■ **THE TASK**: Every entry must be copied word for word.

■ **INFORMATION SUPPLIED**:
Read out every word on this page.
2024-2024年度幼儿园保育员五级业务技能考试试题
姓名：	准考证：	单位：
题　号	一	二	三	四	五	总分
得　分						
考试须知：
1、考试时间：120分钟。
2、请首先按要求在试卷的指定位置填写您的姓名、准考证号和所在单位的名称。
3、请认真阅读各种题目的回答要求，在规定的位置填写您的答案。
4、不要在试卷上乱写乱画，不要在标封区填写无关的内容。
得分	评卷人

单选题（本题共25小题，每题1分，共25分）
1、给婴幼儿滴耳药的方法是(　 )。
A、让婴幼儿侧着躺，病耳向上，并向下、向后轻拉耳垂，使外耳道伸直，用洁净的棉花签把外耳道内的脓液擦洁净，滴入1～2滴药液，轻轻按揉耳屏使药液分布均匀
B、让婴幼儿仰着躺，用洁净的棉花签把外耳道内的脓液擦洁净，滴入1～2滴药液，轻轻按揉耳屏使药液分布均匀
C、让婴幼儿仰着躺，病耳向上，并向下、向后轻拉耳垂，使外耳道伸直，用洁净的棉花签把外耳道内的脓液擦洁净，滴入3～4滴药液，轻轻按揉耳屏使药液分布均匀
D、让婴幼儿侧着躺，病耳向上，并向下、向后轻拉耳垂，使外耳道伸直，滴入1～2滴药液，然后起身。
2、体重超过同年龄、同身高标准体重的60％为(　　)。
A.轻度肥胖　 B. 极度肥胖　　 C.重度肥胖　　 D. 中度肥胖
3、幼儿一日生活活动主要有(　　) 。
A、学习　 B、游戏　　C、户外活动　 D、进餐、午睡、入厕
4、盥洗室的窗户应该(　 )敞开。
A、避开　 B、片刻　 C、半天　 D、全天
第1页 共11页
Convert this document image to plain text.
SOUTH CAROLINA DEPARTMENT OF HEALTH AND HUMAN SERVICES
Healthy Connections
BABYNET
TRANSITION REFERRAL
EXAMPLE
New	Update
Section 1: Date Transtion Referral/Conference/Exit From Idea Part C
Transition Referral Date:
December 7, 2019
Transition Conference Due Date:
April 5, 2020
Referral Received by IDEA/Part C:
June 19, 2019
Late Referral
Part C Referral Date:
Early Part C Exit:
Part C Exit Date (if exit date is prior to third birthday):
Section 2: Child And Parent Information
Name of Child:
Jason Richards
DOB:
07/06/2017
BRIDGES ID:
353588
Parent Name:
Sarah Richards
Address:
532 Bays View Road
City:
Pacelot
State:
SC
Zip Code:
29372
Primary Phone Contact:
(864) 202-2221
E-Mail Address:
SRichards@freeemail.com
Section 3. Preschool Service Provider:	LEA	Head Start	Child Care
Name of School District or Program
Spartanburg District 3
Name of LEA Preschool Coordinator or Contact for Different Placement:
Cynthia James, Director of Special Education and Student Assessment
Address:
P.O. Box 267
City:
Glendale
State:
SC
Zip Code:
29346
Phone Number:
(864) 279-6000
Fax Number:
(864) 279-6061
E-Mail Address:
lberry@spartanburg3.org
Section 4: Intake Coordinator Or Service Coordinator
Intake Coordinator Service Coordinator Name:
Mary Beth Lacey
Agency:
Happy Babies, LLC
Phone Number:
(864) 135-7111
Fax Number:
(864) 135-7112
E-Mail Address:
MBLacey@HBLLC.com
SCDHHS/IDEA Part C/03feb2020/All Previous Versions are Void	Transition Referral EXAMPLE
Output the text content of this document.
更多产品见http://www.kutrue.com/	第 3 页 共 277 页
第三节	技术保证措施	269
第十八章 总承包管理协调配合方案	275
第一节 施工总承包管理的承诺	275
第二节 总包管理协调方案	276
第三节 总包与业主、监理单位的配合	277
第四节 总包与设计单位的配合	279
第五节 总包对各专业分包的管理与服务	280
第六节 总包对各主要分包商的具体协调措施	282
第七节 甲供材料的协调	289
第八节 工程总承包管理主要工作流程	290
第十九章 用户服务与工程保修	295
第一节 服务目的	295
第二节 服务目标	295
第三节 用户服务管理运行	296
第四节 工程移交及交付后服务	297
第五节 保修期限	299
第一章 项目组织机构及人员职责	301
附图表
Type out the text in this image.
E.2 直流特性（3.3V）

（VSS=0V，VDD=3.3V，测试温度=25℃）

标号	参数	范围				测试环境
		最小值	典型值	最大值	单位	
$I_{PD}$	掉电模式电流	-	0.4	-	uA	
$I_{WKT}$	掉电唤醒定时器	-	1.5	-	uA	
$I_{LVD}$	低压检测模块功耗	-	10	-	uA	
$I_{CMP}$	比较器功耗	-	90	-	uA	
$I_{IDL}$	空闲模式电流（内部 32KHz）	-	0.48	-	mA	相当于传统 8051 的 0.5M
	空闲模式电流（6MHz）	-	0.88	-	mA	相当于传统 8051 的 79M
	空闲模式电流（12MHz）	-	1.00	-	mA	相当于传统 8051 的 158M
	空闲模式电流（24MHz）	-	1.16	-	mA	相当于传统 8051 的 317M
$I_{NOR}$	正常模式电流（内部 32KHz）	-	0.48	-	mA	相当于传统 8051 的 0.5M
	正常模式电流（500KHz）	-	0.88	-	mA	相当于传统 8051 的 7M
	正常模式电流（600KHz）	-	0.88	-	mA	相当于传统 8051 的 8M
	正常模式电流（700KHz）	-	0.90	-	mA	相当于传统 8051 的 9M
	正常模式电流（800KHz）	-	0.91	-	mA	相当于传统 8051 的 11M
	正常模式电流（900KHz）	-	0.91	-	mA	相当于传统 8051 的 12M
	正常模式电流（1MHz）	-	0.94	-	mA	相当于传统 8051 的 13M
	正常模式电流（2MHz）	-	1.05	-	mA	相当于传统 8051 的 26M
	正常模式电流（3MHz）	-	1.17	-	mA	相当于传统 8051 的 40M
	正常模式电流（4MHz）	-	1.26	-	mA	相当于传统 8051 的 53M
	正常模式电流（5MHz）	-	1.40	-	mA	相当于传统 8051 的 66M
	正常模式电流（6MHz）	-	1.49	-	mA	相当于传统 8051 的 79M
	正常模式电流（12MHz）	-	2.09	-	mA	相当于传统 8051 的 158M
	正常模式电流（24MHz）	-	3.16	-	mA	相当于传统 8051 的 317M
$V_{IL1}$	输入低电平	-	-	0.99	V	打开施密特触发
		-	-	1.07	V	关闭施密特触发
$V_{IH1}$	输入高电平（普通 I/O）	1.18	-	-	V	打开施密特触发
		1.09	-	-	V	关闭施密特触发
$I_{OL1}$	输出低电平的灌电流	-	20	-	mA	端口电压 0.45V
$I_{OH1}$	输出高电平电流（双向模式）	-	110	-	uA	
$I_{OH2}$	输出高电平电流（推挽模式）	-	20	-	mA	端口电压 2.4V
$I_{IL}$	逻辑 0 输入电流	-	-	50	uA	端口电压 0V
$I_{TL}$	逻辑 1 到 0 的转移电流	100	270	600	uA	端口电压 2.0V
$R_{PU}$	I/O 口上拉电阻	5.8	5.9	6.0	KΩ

■ **EXERCISE OUTPUT**:
Read out every word on this page.
2024-2024年度幼儿园保育员五级业务技能考试试题
姓名：	准考证：	单位：
题　号	一	二	三	四	五	总分
得　分						
考试须知：
1、考试时间：120分钟。
2、请首先按要求在试卷的指定位置填写您的姓名、准考证号和所在单位的名称。
3、请认真阅读各种题目的回答要求，在规定的位置填写您的答案。
4、不要在试卷上乱写乱画，不要在标封区填写无关的内容。
得分	评卷人

单选题（本题共25小题，每题1分，共25分）
1、给婴幼儿滴耳药的方法是(　 )。
A、让婴幼儿侧着躺，病耳向上，并向下、向后轻拉耳垂，使外耳道伸直，用洁净的棉花签把外耳道内的脓液擦洁净，滴入1～2滴药液，轻轻按揉耳屏使药液分布均匀
B、让婴幼儿仰着躺，用洁净的棉花签把外耳道内的脓液擦洁净，滴入1～2滴药液，轻轻按揉耳屏使药液分布均匀
C、让婴幼儿仰着躺，病耳向上，并向下、向后轻拉耳垂，使外耳道伸直，用洁净的棉花签把外耳道内的脓液擦洁净，滴入3～4滴药液，轻轻按揉耳屏使药液分布均匀
D、让婴幼儿侧着躺，病耳向上，并向下、向后轻拉耳垂，使外耳道伸直，滴入1～2滴药液，然后起身。
2、体重超过同年龄、同身高标准体重的60％为(　　)。
A.轻度肥胖　 B. 极度肥胖　　 C.重度肥胖　　 D. 中度肥胖
3、幼儿一日生活活动主要有(　　) 。
A、学习　 B、游戏　　C、户外活动　 D、进餐、午睡、入厕
4、盥洗室的窗户应该(　 )敞开。
A、避开　 B、片刻　 C、半天　 D、全天
第1页 共11页
Convert this document image to plain text.
SOUTH CAROLINA DEPARTMENT OF HEALTH AND HUMAN SERVICES
Healthy Connections
BABYNET
TRANSITION REFERRAL
EXAMPLE
New	Update
Section 1: Date Transtion Referral/Conference/Exit From Idea Part C
Transition Referral Date:
December 7, 2019
Transition Conference Due Date:
April 5, 2020
Referral Received by IDEA/Part C:
June 19, 2019
Late Referral
Part C Referral Date:
Early Part C Exit:
Part C Exit Date (if exit date is prior to third birthday):
Section 2: Child And Parent Information
Name of Child:
Jason Richards
DOB:
07/06/2017
BRIDGES ID:
353588
Parent Name:
Sarah Richards
Address:
532 Bays View Road
City:
Pacelot
State:
SC
Zip Code:
29372
Primary Phone Contact:
(864) 202-2221
E-Mail Address:
SRichards@freeemail.com
Section 3. Preschool Service Provider:	LEA	Head Start	Child Care
Name of School District or Program
Spartanburg District 3
Name of LEA Preschool Coordinator or Contact for Different Placement:
Cynthia James, Director of Special Education and Student Assessment
Address:
P.O. Box 267
City:
Glendale
State:
SC
Zip Code:
29346
Phone Number:
(864) 279-6000
Fax Number:
(864) 279-6061
E-Mail Address:
lberry@spartanburg3.org
Section 4: Intake Coordinator Or Service Coordinator
Intake Coordinator Service Coordinator Name:
Mary Beth Lacey
Agency:
Happy Babies, LLC
Phone Number:
(864) 135-7111
Fax Number:
(864) 135-7112
E-Mail Address:
MBLacey@HBLLC.com
SCDHHS/IDEA Part C/03feb2020/All Previous Versions are Void	Transition Referral EXAMPLE
Output the text content of this document.
更多产品见http://www.kutrue.com/	第 3 页 共 277 页
第三节	技术保证措施	269
第十八章 总承包管理协调配合方案	275
第一节 施工总承包管理的承诺	275
第二节 总包管理协调方案	276
第三节 总包与业主、监理单位的配合	277
第四节 总包与设计单位的配合	279
第五节 总包对各专业分包的管理与服务	280
第六节 总包对各主要分包商的具体协调措施	282
第七节 甲供材料的协调	289
第八节 工程总承包管理主要工作流程	290
第十九章 用户服务与工程保修	295
第一节 服务目的	295
第二节 服务目标	295
第三节 用户服务管理运行	296
第四节 工程移交及交付后服务	297
第五节 保修期限	299
第一章 项目组织机构及人员职责	301
附图表
Type out the text in this image.
E.2 直流特性（3.3V）

（VSS=0V，VDD=3.3V，测试温度=25℃）

标号	参数	范围				测试环境
		最小值	典型值	最大值	单位	
$I_{PD}$	掉电模式电流	-	0.4	-	uA	
$I_{WKT}$	掉电唤醒定时器	-	1.5	-	uA	
$I_{LVD}$	低压检测模块功耗	-	10	-	uA	
$I_{CMP}$	比较器功耗	-	90	-	uA	
$I_{IDL}$	空闲模式电流（内部 32KHz）	-	0.48	-	mA	相当于传统 8051 的 0.5M
	空闲模式电流（6MHz）	-	0.88	-	mA	相当于传统 8051 的 79M
	空闲模式电流（12MHz）	-	1.00	-	mA	相当于传统 8051 的 158M
	空闲模式电流（24MHz）	-	1.16	-	mA	相当于传统 8051 的 317M
$I_{NOR}$	正常模式电流（内部 32KHz）	-	0.48	-	mA	相当于传统 8051 的 0.5M
	正常模式电流（500KHz）	-	0.88	-	mA	相当于传统 8051 的 7M
	正常模式电流（600KHz）	-	0.88	-	mA	相当于传统 8051 的 8M
	正常模式电流（700KHz）	-	0.90	-	mA	相当于传统 8051 的 9M
	正常模式电流（800KHz）	-	0.91	-	mA	相当于传统 8051 的 11M
	正常模式电流（900KHz）	-	0.91	-	mA	相当于传统 8051 的 12M
	正常模式电流（1MHz）	-	0.94	-	mA	相当于传统 8051 的 13M
	正常模式电流（2MHz）	-	1.05	-	mA	相当于传统 8051 的 26M
	正常模式电流（3MHz）	-	1.17	-	mA	相当于传统 8051 的 40M
	正常模式电流（4MHz）	-	1.26	-	mA	相当于传统 8051 的 53M
	正常模式电流（5MHz）	-	1.40	-	mA	相当于传统 8051 的 66M
	正常模式电流（6MHz）	-	1.49	-	mA	相当于传统 8051 的 79M
	正常模式电流（12MHz）	-	2.09	-	mA	相当于传统 8051 的 158M
	正常模式电流（24MHz）	-	3.16	-	mA	相当于传统 8051 的 317M
$V_{IL1}$	输入低电平	-	-	0.99	V	打开施密特触发
		-	-	1.07	V	关闭施密特触发
$V_{IH1}$	输入高电平（普通 I/O）	1.18	-	-	V	打开施密特触发
		1.09	-	-	V	关闭施密特触发
$I_{OL1}$	输出低电平的灌电流	-	20	-	mA	端口电压 0.45V
$I_{OH1}$	输出高电平电流（双向模式）	-	110	-	uA	
$I_{OH2}$	输出高电平电流（推挽模式）	-	20	-	mA	端口电压 2.4V
$I_{IL}$	逻辑 0 输入电流	-	-	50	uA	端口电压 0V
$I_{TL}$	逻辑 1 到 0 的转移电流	100	270	600	uA	端口电压 2.0V
$R_{PU}$	I/O 口上拉电阻	5.8	5.9	6.0	KΩ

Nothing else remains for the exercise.